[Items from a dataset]
+ + + +

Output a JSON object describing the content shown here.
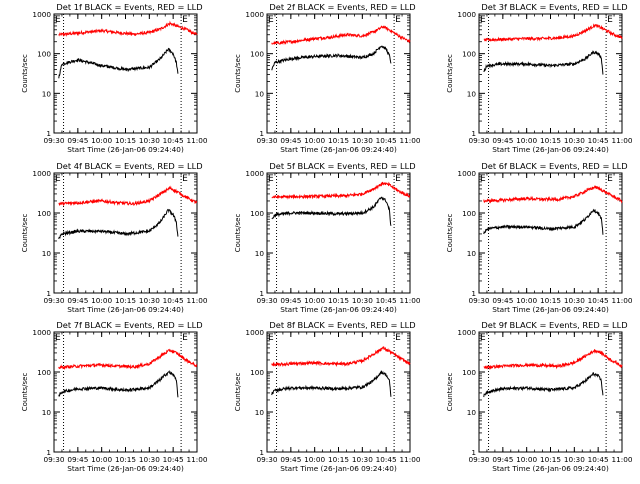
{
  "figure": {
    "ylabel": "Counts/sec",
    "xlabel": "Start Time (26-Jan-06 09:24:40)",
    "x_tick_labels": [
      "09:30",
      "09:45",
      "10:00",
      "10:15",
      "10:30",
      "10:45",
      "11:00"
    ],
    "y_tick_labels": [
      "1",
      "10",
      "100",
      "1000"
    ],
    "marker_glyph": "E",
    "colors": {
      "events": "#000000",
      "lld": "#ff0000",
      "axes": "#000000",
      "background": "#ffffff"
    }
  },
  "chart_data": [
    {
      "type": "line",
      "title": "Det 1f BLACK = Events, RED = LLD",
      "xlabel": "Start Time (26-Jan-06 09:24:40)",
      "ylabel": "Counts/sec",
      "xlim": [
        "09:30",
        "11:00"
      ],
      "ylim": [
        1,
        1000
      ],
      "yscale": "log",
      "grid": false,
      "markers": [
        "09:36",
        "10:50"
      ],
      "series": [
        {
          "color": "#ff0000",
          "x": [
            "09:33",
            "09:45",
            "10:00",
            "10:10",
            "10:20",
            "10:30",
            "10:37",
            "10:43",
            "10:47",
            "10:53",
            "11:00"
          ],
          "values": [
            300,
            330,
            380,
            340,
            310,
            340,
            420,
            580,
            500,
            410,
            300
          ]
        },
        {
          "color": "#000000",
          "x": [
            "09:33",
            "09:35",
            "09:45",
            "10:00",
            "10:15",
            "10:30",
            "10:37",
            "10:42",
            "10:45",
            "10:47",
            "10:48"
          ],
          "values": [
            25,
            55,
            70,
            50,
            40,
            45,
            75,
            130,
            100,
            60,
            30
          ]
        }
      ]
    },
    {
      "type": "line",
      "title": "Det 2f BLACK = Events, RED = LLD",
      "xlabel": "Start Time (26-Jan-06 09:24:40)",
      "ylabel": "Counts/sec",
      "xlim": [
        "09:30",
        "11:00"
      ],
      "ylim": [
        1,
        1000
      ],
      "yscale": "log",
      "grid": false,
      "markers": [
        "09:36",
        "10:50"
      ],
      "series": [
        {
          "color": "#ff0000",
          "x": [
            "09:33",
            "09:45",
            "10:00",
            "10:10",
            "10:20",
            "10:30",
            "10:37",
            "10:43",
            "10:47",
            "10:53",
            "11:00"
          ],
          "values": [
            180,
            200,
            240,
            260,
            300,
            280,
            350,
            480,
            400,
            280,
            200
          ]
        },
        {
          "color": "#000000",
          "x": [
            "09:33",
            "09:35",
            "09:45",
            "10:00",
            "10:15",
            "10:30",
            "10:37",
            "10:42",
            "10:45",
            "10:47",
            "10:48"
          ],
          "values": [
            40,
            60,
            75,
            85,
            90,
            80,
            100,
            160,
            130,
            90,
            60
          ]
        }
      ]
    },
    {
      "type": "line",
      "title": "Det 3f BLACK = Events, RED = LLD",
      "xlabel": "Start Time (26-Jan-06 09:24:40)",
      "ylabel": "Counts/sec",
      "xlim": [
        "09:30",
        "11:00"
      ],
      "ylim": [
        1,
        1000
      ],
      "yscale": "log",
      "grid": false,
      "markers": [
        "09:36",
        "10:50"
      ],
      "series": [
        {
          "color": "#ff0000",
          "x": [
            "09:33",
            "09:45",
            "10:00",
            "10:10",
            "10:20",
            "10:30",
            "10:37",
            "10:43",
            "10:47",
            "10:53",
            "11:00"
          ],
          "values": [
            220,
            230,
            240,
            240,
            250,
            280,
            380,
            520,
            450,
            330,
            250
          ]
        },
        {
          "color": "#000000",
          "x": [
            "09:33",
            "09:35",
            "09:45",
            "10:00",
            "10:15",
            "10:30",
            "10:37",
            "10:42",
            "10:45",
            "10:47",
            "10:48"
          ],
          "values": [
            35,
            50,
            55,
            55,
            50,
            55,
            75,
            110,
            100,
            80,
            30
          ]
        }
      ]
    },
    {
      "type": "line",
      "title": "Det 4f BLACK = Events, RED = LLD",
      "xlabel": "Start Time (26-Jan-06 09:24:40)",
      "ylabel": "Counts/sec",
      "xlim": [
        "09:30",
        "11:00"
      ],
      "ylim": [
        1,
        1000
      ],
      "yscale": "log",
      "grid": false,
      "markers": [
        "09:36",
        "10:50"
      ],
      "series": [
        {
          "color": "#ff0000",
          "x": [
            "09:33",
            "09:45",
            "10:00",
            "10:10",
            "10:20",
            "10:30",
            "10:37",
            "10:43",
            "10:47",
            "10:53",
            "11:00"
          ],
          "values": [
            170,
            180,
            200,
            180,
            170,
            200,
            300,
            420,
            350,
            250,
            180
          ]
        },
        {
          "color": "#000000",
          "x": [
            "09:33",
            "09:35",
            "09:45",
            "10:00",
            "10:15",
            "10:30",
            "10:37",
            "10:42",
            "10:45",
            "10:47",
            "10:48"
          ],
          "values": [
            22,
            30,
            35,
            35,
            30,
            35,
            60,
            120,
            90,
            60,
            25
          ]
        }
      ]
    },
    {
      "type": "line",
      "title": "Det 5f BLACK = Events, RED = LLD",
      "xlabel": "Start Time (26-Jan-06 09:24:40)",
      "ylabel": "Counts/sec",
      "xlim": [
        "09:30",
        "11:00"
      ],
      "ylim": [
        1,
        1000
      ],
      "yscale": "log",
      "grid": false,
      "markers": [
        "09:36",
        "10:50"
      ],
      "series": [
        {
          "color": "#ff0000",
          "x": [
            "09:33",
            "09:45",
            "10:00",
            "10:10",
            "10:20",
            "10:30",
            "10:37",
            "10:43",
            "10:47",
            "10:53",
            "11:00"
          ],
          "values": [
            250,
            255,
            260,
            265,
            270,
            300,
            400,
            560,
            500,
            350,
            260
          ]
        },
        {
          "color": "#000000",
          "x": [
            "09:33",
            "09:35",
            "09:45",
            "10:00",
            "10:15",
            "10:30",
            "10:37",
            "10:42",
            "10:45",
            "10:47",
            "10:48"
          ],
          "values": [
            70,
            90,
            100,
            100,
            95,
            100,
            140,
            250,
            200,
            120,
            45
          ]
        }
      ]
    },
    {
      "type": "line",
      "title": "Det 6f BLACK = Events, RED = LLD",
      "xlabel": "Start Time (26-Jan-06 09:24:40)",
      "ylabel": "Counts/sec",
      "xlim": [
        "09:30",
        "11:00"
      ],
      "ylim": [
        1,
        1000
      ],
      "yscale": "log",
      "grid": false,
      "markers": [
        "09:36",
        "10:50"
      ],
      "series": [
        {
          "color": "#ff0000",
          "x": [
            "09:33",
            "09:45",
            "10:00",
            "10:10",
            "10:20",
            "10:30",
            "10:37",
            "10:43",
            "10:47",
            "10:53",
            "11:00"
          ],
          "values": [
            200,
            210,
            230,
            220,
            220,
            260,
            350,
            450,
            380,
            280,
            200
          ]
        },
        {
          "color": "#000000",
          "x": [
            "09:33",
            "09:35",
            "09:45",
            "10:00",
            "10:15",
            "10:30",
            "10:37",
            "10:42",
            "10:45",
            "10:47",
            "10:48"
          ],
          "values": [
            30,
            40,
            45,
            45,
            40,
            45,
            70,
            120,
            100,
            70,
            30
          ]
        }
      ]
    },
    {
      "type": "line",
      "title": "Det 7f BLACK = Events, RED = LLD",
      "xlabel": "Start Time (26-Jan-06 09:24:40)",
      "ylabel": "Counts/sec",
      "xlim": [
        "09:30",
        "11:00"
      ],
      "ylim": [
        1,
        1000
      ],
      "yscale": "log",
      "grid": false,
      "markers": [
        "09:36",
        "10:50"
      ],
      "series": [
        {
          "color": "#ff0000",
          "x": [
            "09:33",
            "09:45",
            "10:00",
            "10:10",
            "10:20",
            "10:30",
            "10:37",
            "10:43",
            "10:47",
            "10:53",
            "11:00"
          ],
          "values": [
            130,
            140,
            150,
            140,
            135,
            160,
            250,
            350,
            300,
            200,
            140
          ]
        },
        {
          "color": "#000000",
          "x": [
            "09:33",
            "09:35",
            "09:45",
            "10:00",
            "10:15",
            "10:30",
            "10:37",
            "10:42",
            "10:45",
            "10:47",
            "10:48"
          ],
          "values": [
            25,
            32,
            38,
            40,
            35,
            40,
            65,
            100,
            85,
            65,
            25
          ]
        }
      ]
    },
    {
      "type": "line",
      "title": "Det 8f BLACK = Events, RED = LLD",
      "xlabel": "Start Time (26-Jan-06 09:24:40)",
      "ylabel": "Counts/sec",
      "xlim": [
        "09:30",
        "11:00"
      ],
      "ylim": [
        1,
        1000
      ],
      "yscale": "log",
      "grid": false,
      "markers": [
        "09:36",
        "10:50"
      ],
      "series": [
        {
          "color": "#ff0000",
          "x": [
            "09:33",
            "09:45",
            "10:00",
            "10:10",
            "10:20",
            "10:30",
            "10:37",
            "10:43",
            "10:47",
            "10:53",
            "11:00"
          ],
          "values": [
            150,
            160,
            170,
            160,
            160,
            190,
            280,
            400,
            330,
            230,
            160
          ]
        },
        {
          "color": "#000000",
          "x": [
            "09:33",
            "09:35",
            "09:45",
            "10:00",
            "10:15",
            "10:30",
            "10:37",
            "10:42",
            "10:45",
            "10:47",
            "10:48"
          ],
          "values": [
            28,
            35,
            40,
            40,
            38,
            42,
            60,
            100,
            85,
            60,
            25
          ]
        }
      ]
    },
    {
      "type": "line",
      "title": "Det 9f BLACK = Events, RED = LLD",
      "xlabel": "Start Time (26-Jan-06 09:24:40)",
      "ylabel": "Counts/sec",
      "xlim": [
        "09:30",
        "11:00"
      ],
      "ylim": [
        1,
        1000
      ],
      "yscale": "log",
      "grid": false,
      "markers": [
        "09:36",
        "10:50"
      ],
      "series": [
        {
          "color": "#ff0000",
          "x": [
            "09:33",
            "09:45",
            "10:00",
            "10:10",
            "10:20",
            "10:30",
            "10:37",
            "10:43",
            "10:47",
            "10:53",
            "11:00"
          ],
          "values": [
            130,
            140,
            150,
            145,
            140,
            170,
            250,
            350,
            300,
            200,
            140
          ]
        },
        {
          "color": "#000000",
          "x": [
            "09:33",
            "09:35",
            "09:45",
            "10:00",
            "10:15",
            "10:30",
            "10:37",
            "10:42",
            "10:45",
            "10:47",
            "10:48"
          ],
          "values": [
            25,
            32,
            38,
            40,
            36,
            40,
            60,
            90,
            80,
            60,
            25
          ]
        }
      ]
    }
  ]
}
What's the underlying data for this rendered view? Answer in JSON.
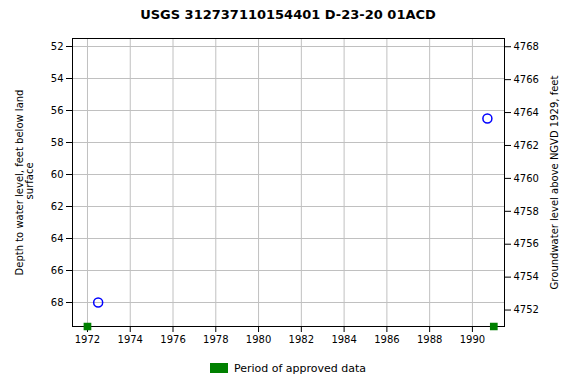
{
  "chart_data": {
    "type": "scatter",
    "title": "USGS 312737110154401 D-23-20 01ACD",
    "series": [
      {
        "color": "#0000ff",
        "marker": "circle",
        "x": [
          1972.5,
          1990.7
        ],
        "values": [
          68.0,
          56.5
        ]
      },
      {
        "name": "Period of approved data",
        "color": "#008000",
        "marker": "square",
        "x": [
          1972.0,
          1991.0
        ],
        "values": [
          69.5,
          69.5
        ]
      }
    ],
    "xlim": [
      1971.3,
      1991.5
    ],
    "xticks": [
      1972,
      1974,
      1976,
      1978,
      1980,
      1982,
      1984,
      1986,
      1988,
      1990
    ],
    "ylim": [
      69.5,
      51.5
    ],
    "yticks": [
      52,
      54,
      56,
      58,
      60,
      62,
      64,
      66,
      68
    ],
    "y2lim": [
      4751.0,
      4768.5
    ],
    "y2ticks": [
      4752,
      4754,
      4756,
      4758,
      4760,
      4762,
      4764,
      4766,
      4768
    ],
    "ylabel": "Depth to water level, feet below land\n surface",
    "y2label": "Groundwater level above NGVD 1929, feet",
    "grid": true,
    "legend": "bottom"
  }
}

+ + + +

* _To be done_: Print exactly the span of lines that begins with the line containing "What's the underlying" and ends with the last line of the listing, with no pictures.

* _Correct output_:
What's the underlying data for this rendered view? Answer in JSON.
{
  "chart_data": {
    "type": "scatter",
    "title": "USGS 312737110154401 D-23-20 01ACD",
    "series": [
      {
        "color": "#0000ff",
        "marker": "circle",
        "x": [
          1972.5,
          1990.7
        ],
        "values": [
          68.0,
          56.5
        ]
      },
      {
        "name": "Period of approved data",
        "color": "#008000",
        "marker": "square",
        "x": [
          1972.0,
          1991.0
        ],
        "values": [
          69.5,
          69.5
        ]
      }
    ],
    "xlim": [
      1971.3,
      1991.5
    ],
    "xticks": [
      1972,
      1974,
      1976,
      1978,
      1980,
      1982,
      1984,
      1986,
      1988,
      1990
    ],
    "ylim": [
      69.5,
      51.5
    ],
    "yticks": [
      52,
      54,
      56,
      58,
      60,
      62,
      64,
      66,
      68
    ],
    "y2lim": [
      4751.0,
      4768.5
    ],
    "y2ticks": [
      4752,
      4754,
      4756,
      4758,
      4760,
      4762,
      4764,
      4766,
      4768
    ],
    "ylabel": "Depth to water level, feet below land\n surface",
    "y2label": "Groundwater level above NGVD 1929, feet",
    "grid": true,
    "legend": "bottom"
  }
}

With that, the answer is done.